Aim of the task
Copy every record word for word.

Figure collection entries:
== == ==

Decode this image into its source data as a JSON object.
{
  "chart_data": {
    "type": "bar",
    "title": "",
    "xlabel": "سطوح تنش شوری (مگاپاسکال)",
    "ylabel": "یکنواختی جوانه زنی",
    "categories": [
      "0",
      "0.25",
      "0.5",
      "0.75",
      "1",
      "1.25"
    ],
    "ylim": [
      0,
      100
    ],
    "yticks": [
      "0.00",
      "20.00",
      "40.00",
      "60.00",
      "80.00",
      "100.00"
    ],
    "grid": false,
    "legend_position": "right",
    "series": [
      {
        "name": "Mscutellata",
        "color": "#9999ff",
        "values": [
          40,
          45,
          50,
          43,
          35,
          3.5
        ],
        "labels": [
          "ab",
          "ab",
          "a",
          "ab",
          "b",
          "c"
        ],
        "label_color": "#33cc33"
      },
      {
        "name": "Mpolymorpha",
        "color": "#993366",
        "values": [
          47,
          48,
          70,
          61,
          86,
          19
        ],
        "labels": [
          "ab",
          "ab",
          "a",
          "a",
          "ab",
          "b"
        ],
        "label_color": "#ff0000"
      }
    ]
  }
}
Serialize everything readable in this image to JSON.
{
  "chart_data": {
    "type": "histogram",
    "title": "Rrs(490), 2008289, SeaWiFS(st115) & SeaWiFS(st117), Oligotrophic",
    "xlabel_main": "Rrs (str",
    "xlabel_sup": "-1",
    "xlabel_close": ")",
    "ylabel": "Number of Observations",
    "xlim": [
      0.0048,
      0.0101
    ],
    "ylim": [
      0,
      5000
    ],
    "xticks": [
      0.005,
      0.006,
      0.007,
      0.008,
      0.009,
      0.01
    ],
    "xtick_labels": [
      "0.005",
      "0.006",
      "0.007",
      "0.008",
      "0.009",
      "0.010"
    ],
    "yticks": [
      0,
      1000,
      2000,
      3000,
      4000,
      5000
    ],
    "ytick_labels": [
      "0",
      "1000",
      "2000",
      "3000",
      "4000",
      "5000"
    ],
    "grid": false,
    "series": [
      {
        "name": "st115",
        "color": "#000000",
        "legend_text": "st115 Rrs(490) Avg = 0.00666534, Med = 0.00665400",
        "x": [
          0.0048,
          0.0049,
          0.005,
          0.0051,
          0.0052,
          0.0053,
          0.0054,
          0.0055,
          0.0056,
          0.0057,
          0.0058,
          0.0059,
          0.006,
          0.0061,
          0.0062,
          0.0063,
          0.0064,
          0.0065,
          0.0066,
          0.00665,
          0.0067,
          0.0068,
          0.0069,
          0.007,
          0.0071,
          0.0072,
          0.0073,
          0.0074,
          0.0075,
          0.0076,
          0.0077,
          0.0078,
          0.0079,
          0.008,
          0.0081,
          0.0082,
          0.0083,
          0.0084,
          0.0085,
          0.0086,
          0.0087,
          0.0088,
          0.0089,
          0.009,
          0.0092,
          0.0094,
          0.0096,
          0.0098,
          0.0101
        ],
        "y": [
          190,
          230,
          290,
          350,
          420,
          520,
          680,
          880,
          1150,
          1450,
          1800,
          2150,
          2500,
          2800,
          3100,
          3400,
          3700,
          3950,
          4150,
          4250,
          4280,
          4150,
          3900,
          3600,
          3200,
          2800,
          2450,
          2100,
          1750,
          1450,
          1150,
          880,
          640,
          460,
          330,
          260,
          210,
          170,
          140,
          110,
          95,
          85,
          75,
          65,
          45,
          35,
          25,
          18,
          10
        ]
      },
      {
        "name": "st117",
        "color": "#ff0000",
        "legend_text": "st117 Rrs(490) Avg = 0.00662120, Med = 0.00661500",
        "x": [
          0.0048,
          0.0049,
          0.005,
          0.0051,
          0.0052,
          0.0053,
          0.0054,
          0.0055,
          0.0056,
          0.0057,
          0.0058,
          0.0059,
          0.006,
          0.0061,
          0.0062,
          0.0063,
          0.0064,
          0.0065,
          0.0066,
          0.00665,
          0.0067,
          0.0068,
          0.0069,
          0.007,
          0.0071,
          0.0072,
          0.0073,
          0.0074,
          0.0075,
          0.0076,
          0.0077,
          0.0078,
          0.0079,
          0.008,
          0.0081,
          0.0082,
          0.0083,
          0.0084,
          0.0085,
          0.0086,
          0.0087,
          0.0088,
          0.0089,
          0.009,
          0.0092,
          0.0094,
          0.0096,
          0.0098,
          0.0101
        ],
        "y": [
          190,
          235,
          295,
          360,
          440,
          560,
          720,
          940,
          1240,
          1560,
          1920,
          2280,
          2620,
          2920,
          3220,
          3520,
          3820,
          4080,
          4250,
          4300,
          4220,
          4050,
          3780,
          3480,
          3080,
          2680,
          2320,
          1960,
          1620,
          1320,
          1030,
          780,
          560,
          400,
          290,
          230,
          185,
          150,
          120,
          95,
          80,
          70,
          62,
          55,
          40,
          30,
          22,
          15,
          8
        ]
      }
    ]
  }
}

== == ==

The result
Decode this image into its source data as a JSON object.
{
  "chart_data": {
    "type": "bar",
    "title": "",
    "xlabel": "سطوح تنش شوری (مگاپاسکال)",
    "ylabel": "یکنواختی جوانه زنی",
    "categories": [
      "0",
      "0.25",
      "0.5",
      "0.75",
      "1",
      "1.25"
    ],
    "ylim": [
      0,
      100
    ],
    "yticks": [
      "0.00",
      "20.00",
      "40.00",
      "60.00",
      "80.00",
      "100.00"
    ],
    "grid": false,
    "legend_position": "right",
    "series": [
      {
        "name": "Mscutellata",
        "color": "#9999ff",
        "values": [
          40,
          45,
          50,
          43,
          35,
          3.5
        ],
        "labels": [
          "ab",
          "ab",
          "a",
          "ab",
          "b",
          "c"
        ],
        "label_color": "#33cc33"
      },
      {
        "name": "Mpolymorpha",
        "color": "#993366",
        "values": [
          47,
          48,
          70,
          61,
          86,
          19
        ],
        "labels": [
          "ab",
          "ab",
          "a",
          "a",
          "ab",
          "b"
        ],
        "label_color": "#ff0000"
      }
    ]
  }
}
Serialize everything readable in this image to JSON.
{
  "chart_data": {
    "type": "histogram",
    "title": "Rrs(490), 2008289, SeaWiFS(st115) & SeaWiFS(st117), Oligotrophic",
    "xlabel_main": "Rrs (str",
    "xlabel_sup": "-1",
    "xlabel_close": ")",
    "ylabel": "Number of Observations",
    "xlim": [
      0.0048,
      0.0101
    ],
    "ylim": [
      0,
      5000
    ],
    "xticks": [
      0.005,
      0.006,
      0.007,
      0.008,
      0.009,
      0.01
    ],
    "xtick_labels": [
      "0.005",
      "0.006",
      "0.007",
      "0.008",
      "0.009",
      "0.010"
    ],
    "yticks": [
      0,
      1000,
      2000,
      3000,
      4000,
      5000
    ],
    "ytick_labels": [
      "0",
      "1000",
      "2000",
      "3000",
      "4000",
      "5000"
    ],
    "grid": false,
    "series": [
      {
        "name": "st115",
        "color": "#000000",
        "legend_text": "st115 Rrs(490) Avg = 0.00666534, Med = 0.00665400",
        "x": [
          0.0048,
          0.0049,
          0.005,
          0.0051,
          0.0052,
          0.0053,
          0.0054,
          0.0055,
          0.0056,
          0.0057,
          0.0058,
          0.0059,
          0.006,
          0.0061,
          0.0062,
          0.0063,
          0.0064,
          0.0065,
          0.0066,
          0.00665,
          0.0067,
          0.0068,
          0.0069,
          0.007,
          0.0071,
          0.0072,
          0.0073,
          0.0074,
          0.0075,
          0.0076,
          0.0077,
          0.0078,
          0.0079,
          0.008,
          0.0081,
          0.0082,
          0.0083,
          0.0084,
          0.0085,
          0.0086,
          0.0087,
          0.0088,
          0.0089,
          0.009,
          0.0092,
          0.0094,
          0.0096,
          0.0098,
          0.0101
        ],
        "y": [
          190,
          230,
          290,
          350,
          420,
          520,
          680,
          880,
          1150,
          1450,
          1800,
          2150,
          2500,
          2800,
          3100,
          3400,
          3700,
          3950,
          4150,
          4250,
          4280,
          4150,
          3900,
          3600,
          3200,
          2800,
          2450,
          2100,
          1750,
          1450,
          1150,
          880,
          640,
          460,
          330,
          260,
          210,
          170,
          140,
          110,
          95,
          85,
          75,
          65,
          45,
          35,
          25,
          18,
          10
        ]
      },
      {
        "name": "st117",
        "color": "#ff0000",
        "legend_text": "st117 Rrs(490) Avg = 0.00662120, Med = 0.00661500",
        "x": [
          0.0048,
          0.0049,
          0.005,
          0.0051,
          0.0052,
          0.0053,
          0.0054,
          0.0055,
          0.0056,
          0.0057,
          0.0058,
          0.0059,
          0.006,
          0.0061,
          0.0062,
          0.0063,
          0.0064,
          0.0065,
          0.0066,
          0.00665,
          0.0067,
          0.0068,
          0.0069,
          0.007,
          0.0071,
          0.0072,
          0.0073,
          0.0074,
          0.0075,
          0.0076,
          0.0077,
          0.0078,
          0.0079,
          0.008,
          0.0081,
          0.0082,
          0.0083,
          0.0084,
          0.0085,
          0.0086,
          0.0087,
          0.0088,
          0.0089,
          0.009,
          0.0092,
          0.0094,
          0.0096,
          0.0098,
          0.0101
        ],
        "y": [
          190,
          235,
          295,
          360,
          440,
          560,
          720,
          940,
          1240,
          1560,
          1920,
          2280,
          2620,
          2920,
          3220,
          3520,
          3820,
          4080,
          4250,
          4300,
          4220,
          4050,
          3780,
          3480,
          3080,
          2680,
          2320,
          1960,
          1620,
          1320,
          1030,
          780,
          560,
          400,
          290,
          230,
          185,
          150,
          120,
          95,
          80,
          70,
          62,
          55,
          40,
          30,
          22,
          15,
          8
        ]
      }
    ]
  }
}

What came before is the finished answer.